EXERCISE PROMPT: Each entry that follows is to be retyped exactly. Pictures do not belong in the copy.

Extracted records
━━━━━━━━
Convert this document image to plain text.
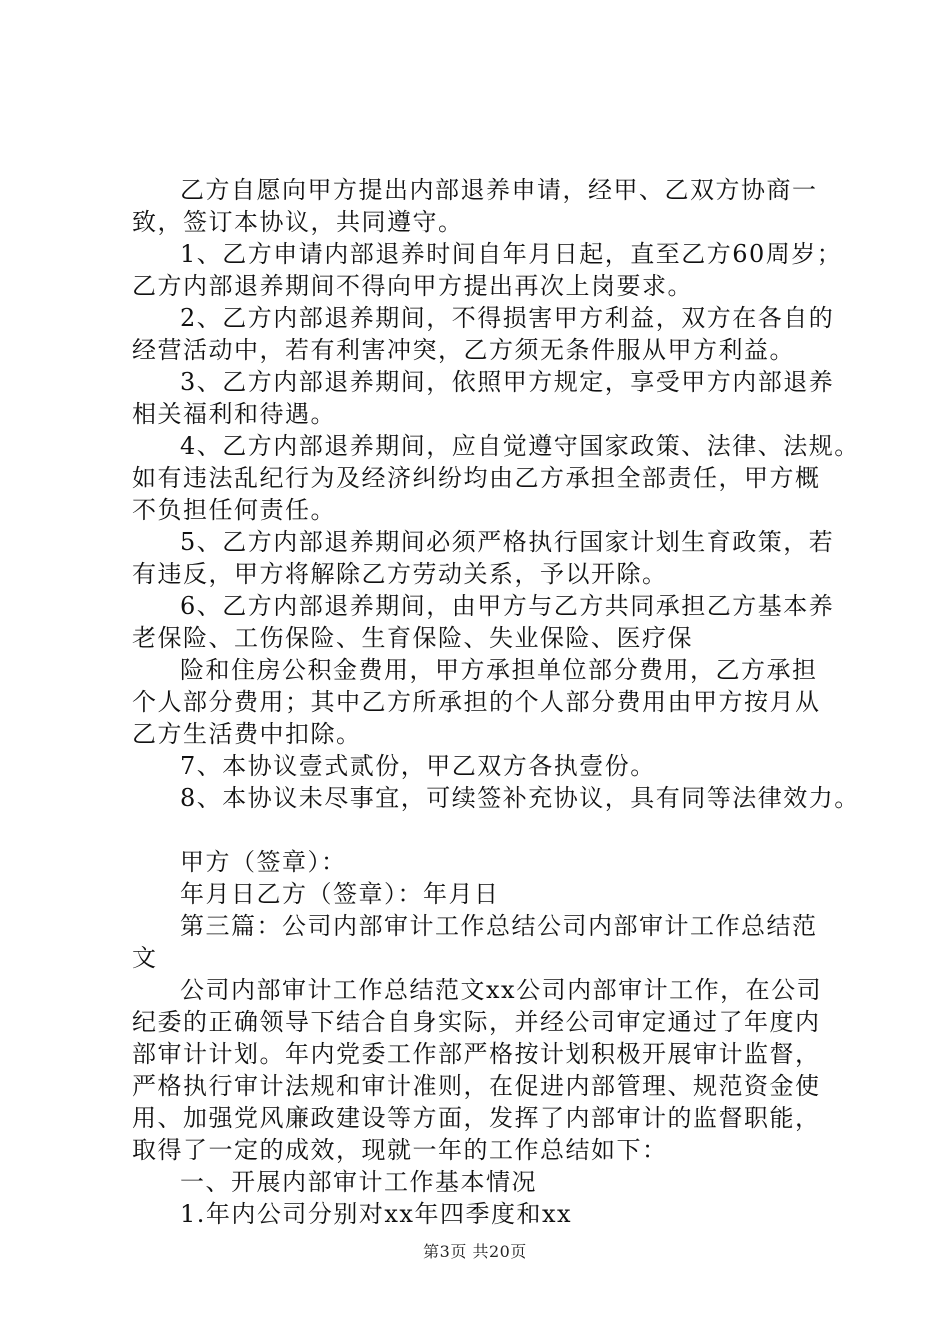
乙方自愿向甲方提出内部退养申请，经甲、乙双方协商一
致，签订本协议，共同遵守。
1、乙方申请内部退养时间自年月日起，直至乙方60周岁；
乙方内部退养期间不得向甲方提出再次上岗要求。
2、乙方内部退养期间，不得损害甲方利益，双方在各自的
经营活动中，若有利害冲突，乙方须无条件服从甲方利益。
3、乙方内部退养期间，依照甲方规定，享受甲方内部退养
相关福利和待遇。
4、乙方内部退养期间，应自觉遵守国家政策、法律、法规。
如有违法乱纪行为及经济纠纷均由乙方承担全部责任，甲方概
不负担任何责任。
5、乙方内部退养期间必须严格执行国家计划生育政策，若
有违反，甲方将解除乙方劳动关系，予以开除。
6、乙方内部退养期间，由甲方与乙方共同承担乙方基本养
老保险、工伤保险、生育保险、失业保险、医疗保
险和住房公积金费用，甲方承担单位部分费用，乙方承担
个人部分费用；其中乙方所承担的个人部分费用由甲方按月从
乙方生活费中扣除。
7、本协议壹式贰份，甲乙双方各执壹份。
8、本协议未尽事宜，可续签补充协议，具有同等法律效力。
甲方（签章）：
年月日乙方（签章）：年月日
第三篇：公司内部审计工作总结公司内部审计工作总结范
文
公司内部审计工作总结范文xx公司内部审计工作，在公司
纪委的正确领导下结合自身实际，并经公司审定通过了年度内
部审计计划。年内党委工作部严格按计划积极开展审计监督，
严格执行审计法规和审计准则，在促进内部管理、规范资金使
用、加强党风廉政建设等方面，发挥了内部审计的监督职能，
取得了一定的成效，现就一年的工作总结如下：
一、开展内部审计工作基本情况
1.年内公司分别对xx年四季度和xx
第3页 共20页
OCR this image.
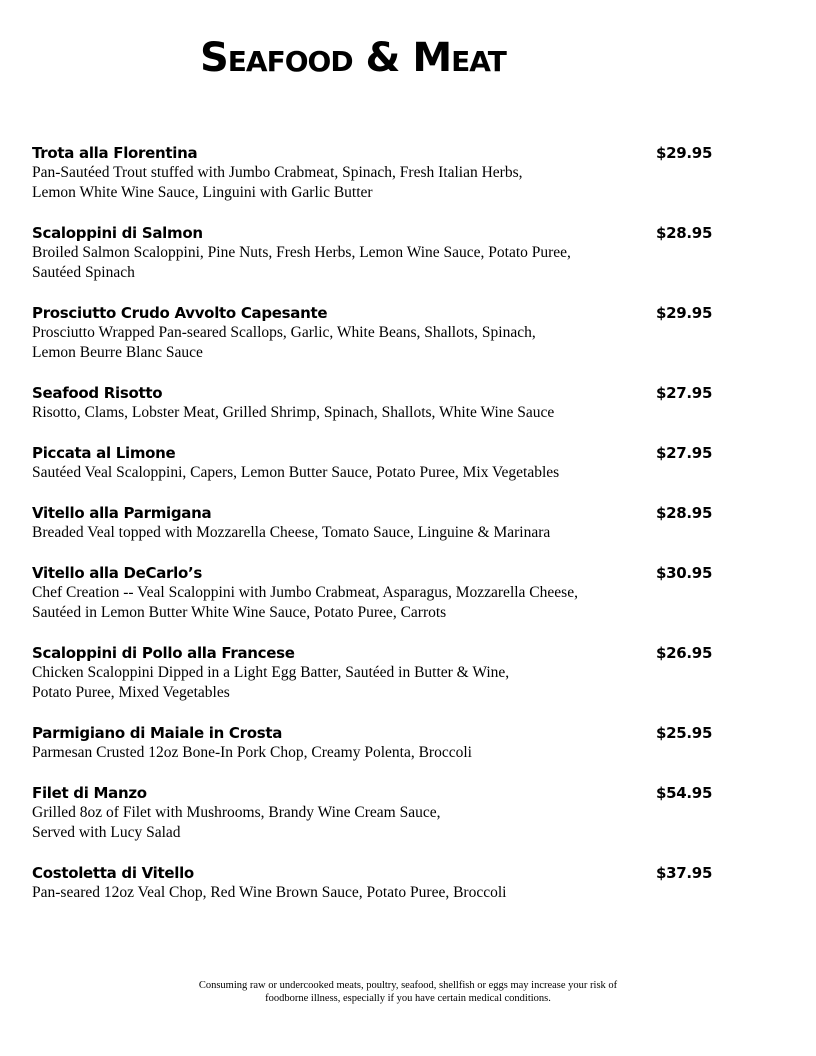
Seafood & Meat
Trota alla Florentina	$29.95
Pan-Sautéed Trout stuffed with Jumbo Crabmeat, Spinach, Fresh Italian Herbs,
Lemon White Wine Sauce, Linguini with Garlic Butter
Scaloppini di Salmon	$28.95
Broiled Salmon Scaloppini, Pine Nuts, Fresh Herbs, Lemon Wine Sauce, Potato Puree,
Sautéed Spinach
Prosciutto Crudo Avvolto Capesante	$29.95
Prosciutto Wrapped Pan-seared Scallops, Garlic, White Beans, Shallots, Spinach,
Lemon Beurre Blanc Sauce
Seafood Risotto	$27.95
Risotto, Clams, Lobster Meat, Grilled Shrimp, Spinach, Shallots, White Wine Sauce
Piccata al Limone	$27.95
Sautéed Veal Scaloppini, Capers, Lemon Butter Sauce, Potato Puree, Mix Vegetables
Vitello alla Parmigana	$28.95
Breaded Veal topped with Mozzarella Cheese, Tomato Sauce, Linguine & Marinara
Vitello alla DeCarlo’s	$30.95
Chef Creation -- Veal Scaloppini with Jumbo Crabmeat, Asparagus, Mozzarella Cheese,
Sautéed in Lemon Butter White Wine Sauce, Potato Puree, Carrots
Scaloppini di Pollo alla Francese	$26.95
Chicken Scaloppini Dipped in a Light Egg Batter, Sautéed in Butter & Wine,
Potato Puree, Mixed Vegetables
Parmigiano di Maiale in Crosta	$25.95
Parmesan Crusted 12oz Bone-In Pork Chop, Creamy Polenta, Broccoli
Filet di Manzo	$54.95
Grilled 8oz of Filet with Mushrooms, Brandy Wine Cream Sauce,
Served with Lucy Salad
Costoletta di Vitello	$37.95
Pan-seared 12oz Veal Chop, Red Wine Brown Sauce, Potato Puree, Broccoli
Consuming raw or undercooked meats, poultry, seafood, shellfish or eggs may increase your risk of
foodborne illness, especially if you have certain medical conditions.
━━━━━━━━
ANSWER TO THIS EXERCISE:
Convert this document image to plain text.
乙方自愿向甲方提出内部退养申请，经甲、乙双方协商一
致，签订本协议，共同遵守。
1、乙方申请内部退养时间自年月日起，直至乙方60周岁；
乙方内部退养期间不得向甲方提出再次上岗要求。
2、乙方内部退养期间，不得损害甲方利益，双方在各自的
经营活动中，若有利害冲突，乙方须无条件服从甲方利益。
3、乙方内部退养期间，依照甲方规定，享受甲方内部退养
相关福利和待遇。
4、乙方内部退养期间，应自觉遵守国家政策、法律、法规。
如有违法乱纪行为及经济纠纷均由乙方承担全部责任，甲方概
不负担任何责任。
5、乙方内部退养期间必须严格执行国家计划生育政策，若
有违反，甲方将解除乙方劳动关系，予以开除。
6、乙方内部退养期间，由甲方与乙方共同承担乙方基本养
老保险、工伤保险、生育保险、失业保险、医疗保
险和住房公积金费用，甲方承担单位部分费用，乙方承担
个人部分费用；其中乙方所承担的个人部分费用由甲方按月从
乙方生活费中扣除。
7、本协议壹式贰份，甲乙双方各执壹份。
8、本协议未尽事宜，可续签补充协议，具有同等法律效力。
甲方（签章）：
年月日乙方（签章）：年月日
第三篇：公司内部审计工作总结公司内部审计工作总结范
文
公司内部审计工作总结范文xx公司内部审计工作，在公司
纪委的正确领导下结合自身实际，并经公司审定通过了年度内
部审计计划。年内党委工作部严格按计划积极开展审计监督，
严格执行审计法规和审计准则，在促进内部管理、规范资金使
用、加强党风廉政建设等方面，发挥了内部审计的监督职能，
取得了一定的成效，现就一年的工作总结如下：
一、开展内部审计工作基本情况
1.年内公司分别对xx年四季度和xx
第3页 共20页
OCR this image.
Seafood & Meat
Trota alla Florentina	$29.95
Pan-Sautéed Trout stuffed with Jumbo Crabmeat, Spinach, Fresh Italian Herbs,
Lemon White Wine Sauce, Linguini with Garlic Butter
Scaloppini di Salmon	$28.95
Broiled Salmon Scaloppini, Pine Nuts, Fresh Herbs, Lemon Wine Sauce, Potato Puree,
Sautéed Spinach
Prosciutto Crudo Avvolto Capesante	$29.95
Prosciutto Wrapped Pan-seared Scallops, Garlic, White Beans, Shallots, Spinach,
Lemon Beurre Blanc Sauce
Seafood Risotto	$27.95
Risotto, Clams, Lobster Meat, Grilled Shrimp, Spinach, Shallots, White Wine Sauce
Piccata al Limone	$27.95
Sautéed Veal Scaloppini, Capers, Lemon Butter Sauce, Potato Puree, Mix Vegetables
Vitello alla Parmigana	$28.95
Breaded Veal topped with Mozzarella Cheese, Tomato Sauce, Linguine & Marinara
Vitello alla DeCarlo’s	$30.95
Chef Creation -- Veal Scaloppini with Jumbo Crabmeat, Asparagus, Mozzarella Cheese,
Sautéed in Lemon Butter White Wine Sauce, Potato Puree, Carrots
Scaloppini di Pollo alla Francese	$26.95
Chicken Scaloppini Dipped in a Light Egg Batter, Sautéed in Butter & Wine,
Potato Puree, Mixed Vegetables
Parmigiano di Maiale in Crosta	$25.95
Parmesan Crusted 12oz Bone-In Pork Chop, Creamy Polenta, Broccoli
Filet di Manzo	$54.95
Grilled 8oz of Filet with Mushrooms, Brandy Wine Cream Sauce,
Served with Lucy Salad
Costoletta di Vitello	$37.95
Pan-seared 12oz Veal Chop, Red Wine Brown Sauce, Potato Puree, Broccoli
Consuming raw or undercooked meats, poultry, seafood, shellfish or eggs may increase your risk of
foodborne illness, especially if you have certain medical conditions.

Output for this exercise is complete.